== TASK BRIEF ==
Word for word, print each line of the listing below; pictures stay out.

═══ TASK INPUTS ═══

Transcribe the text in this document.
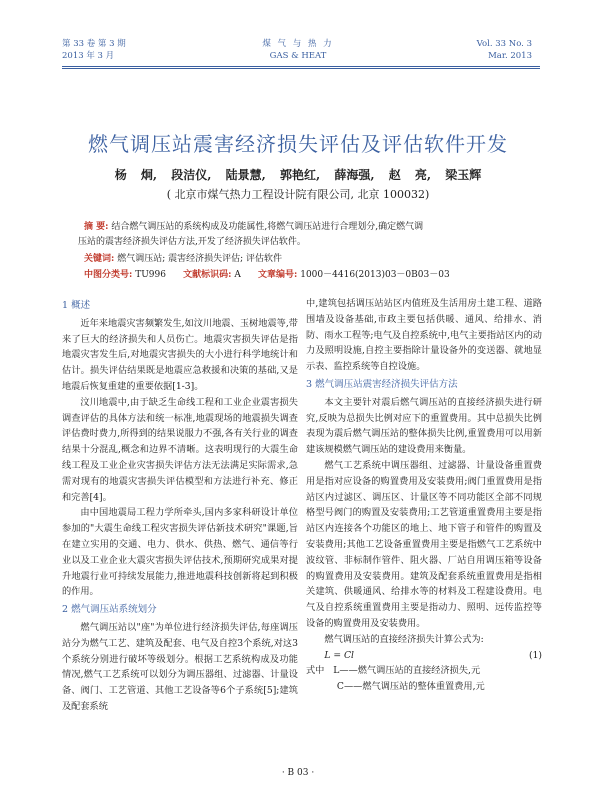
第 33 卷 第 3 期
2013 年 3 月
煤 气 与 热 力
GAS & HEAT
Vol. 33 No. 3
Mar. 2013
燃气调压站震害经济损失评估及评估软件开发
杨 炯, 段洁仪, 陆景慧, 郭艳红, 薛海强, 赵 亮, 梁玉辉
( 北京市煤气热力工程设计院有限公司, 北京 100032)
摘 要: 结合燃气调压站的系统构成及功能属性,将燃气调压站进行合理划分,确定燃气调
压站的震害经济损失评估方法,开发了经济损失评估软件。
关键词: 燃气调压站; 震害经济损失评估; 评估软件
中图分类号: TU996 文献标识码: A 文章编号: 1000－4416(2013)03－0B03－03
1 概述

近年来地震灾害频繁发生,如汶川地震、玉树地震等,带来了巨大的经济损失和人员伤亡。地震灾害损失评估是指地震灾害发生后,对地震灾害损失的大小进行科学地统计和估计。损失评估结果既是地震应急救援和决策的基础,又是地震后恢复重建的重要依据[1-3]。

汶川地震中,由于缺乏生命线工程和工业企业震害损失调查评估的具体方法和统一标准,地震现场的地震损失调查评估费时费力,所得到的结果说服力不强,各有关行业的调查结果十分混乱,概念和边界不清晰。这表明现行的大震生命线工程及工业企业灾害损失评估方法无法满足实际需求,急需对现有的地震灾害损失评估模型和方法进行补充、修正和完善[4]。

由中国地震局工程力学所牵头,国内多家科研设计单位参加的"大震生命线工程灾害损失评估新技术研究"课题,旨在建立实用的交通、电力、供水、供热、燃气、通信等行业以及工业企业大震灾害损失评估技术,预期研究成果对提升地震行业可持续发展能力,推进地震科技创新将起到积极的作用。

2 燃气调压站系统划分

燃气调压站以"座"为单位进行经济损失评估,每座调压站分为燃气工艺、建筑及配套、电气及自控3个系统,对这3个系统分别进行破坏等级划分。根据工艺系统构成及功能情况,燃气工艺系统可以划分为调压器组、过滤器、计量设备、阀门、工艺管道、其他工艺设备等6个子系统[5];建筑及配套系统

中,建筑包括调压站站区内值班及生活用房土建工程、道路围墙及设备基础,市政主要包括供暖、通风、给排水、消防、雨水工程等;电气及自控系统中,电气主要指站区内的动力及照明设施,自控主要指除计量设备外的变送器、就地显示表、监控系统等自控设施。

3 燃气调压站震害经济损失评估方法

本文主要针对震后燃气调压站的直接经济损失进行研究,反映为总损失比例对应下的重置费用。其中总损失比例表现为震后燃气调压站的整体损失比例,重置费用可以用新建该规模燃气调压站的建设费用来衡量。

燃气工艺系统中调压器组、过滤器、计量设备重置费用是指对应设备的购置费用及安装费用;阀门重置费用是指站区内过滤区、调压区、计量区等不同功能区全部不同规格型号阀门的购置及安装费用;工艺管道重置费用主要是指站区内连接各个功能区的地上、地下管子和管件的购置及安装费用;其他工艺设备重置费用主要是指燃气工艺系统中波纹管、非标制作管件、阻火器、厂站自用调压箱等设备的购置费用及安装费用。建筑及配套系统重置费用是指相关建筑、供暖通风、给排水等的材料及工程建设费用。电气及自控系统重置费用主要是指动力、照明、远传监控等设备的购置费用及安装费用。

燃气调压站的直接经济损失计算公式为:

L = Cl	(1)
式中 L——燃气调压站的直接经济损失,元
C——燃气调压站的整体重置费用,元
· B 03 ·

═══

== FULL OUTPUT ==
Transcribe the text in this document.
第 33 卷 第 3 期
2013 年 3 月
煤 气 与 热 力
GAS & HEAT
Vol. 33 No. 3
Mar. 2013
燃气调压站震害经济损失评估及评估软件开发
杨 炯, 段洁仪, 陆景慧, 郭艳红, 薛海强, 赵 亮, 梁玉辉
( 北京市煤气热力工程设计院有限公司, 北京 100032)
摘 要: 结合燃气调压站的系统构成及功能属性,将燃气调压站进行合理划分,确定燃气调
压站的震害经济损失评估方法,开发了经济损失评估软件。
关键词: 燃气调压站; 震害经济损失评估; 评估软件
中图分类号: TU996 文献标识码: A 文章编号: 1000－4416(2013)03－0B03－03
1 概述

近年来地震灾害频繁发生,如汶川地震、玉树地震等,带来了巨大的经济损失和人员伤亡。地震灾害损失评估是指地震灾害发生后,对地震灾害损失的大小进行科学地统计和估计。损失评估结果既是地震应急救援和决策的基础,又是地震后恢复重建的重要依据[1-3]。

汶川地震中,由于缺乏生命线工程和工业企业震害损失调查评估的具体方法和统一标准,地震现场的地震损失调查评估费时费力,所得到的结果说服力不强,各有关行业的调查结果十分混乱,概念和边界不清晰。这表明现行的大震生命线工程及工业企业灾害损失评估方法无法满足实际需求,急需对现有的地震灾害损失评估模型和方法进行补充、修正和完善[4]。

由中国地震局工程力学所牵头,国内多家科研设计单位参加的"大震生命线工程灾害损失评估新技术研究"课题,旨在建立实用的交通、电力、供水、供热、燃气、通信等行业以及工业企业大震灾害损失评估技术,预期研究成果对提升地震行业可持续发展能力,推进地震科技创新将起到积极的作用。

2 燃气调压站系统划分

燃气调压站以"座"为单位进行经济损失评估,每座调压站分为燃气工艺、建筑及配套、电气及自控3个系统,对这3个系统分别进行破坏等级划分。根据工艺系统构成及功能情况,燃气工艺系统可以划分为调压器组、过滤器、计量设备、阀门、工艺管道、其他工艺设备等6个子系统[5];建筑及配套系统

中,建筑包括调压站站区内值班及生活用房土建工程、道路围墙及设备基础,市政主要包括供暖、通风、给排水、消防、雨水工程等;电气及自控系统中,电气主要指站区内的动力及照明设施,自控主要指除计量设备外的变送器、就地显示表、监控系统等自控设施。

3 燃气调压站震害经济损失评估方法

本文主要针对震后燃气调压站的直接经济损失进行研究,反映为总损失比例对应下的重置费用。其中总损失比例表现为震后燃气调压站的整体损失比例,重置费用可以用新建该规模燃气调压站的建设费用来衡量。

燃气工艺系统中调压器组、过滤器、计量设备重置费用是指对应设备的购置费用及安装费用;阀门重置费用是指站区内过滤区、调压区、计量区等不同功能区全部不同规格型号阀门的购置及安装费用;工艺管道重置费用主要是指站区内连接各个功能区的地上、地下管子和管件的购置及安装费用;其他工艺设备重置费用主要是指燃气工艺系统中波纹管、非标制作管件、阻火器、厂站自用调压箱等设备的购置费用及安装费用。建筑及配套系统重置费用是指相关建筑、供暖通风、给排水等的材料及工程建设费用。电气及自控系统重置费用主要是指动力、照明、远传监控等设备的购置费用及安装费用。

燃气调压站的直接经济损失计算公式为:

L = Cl	(1)
式中 L——燃气调压站的直接经济损失,元
C——燃气调压站的整体重置费用,元
· B 03 ·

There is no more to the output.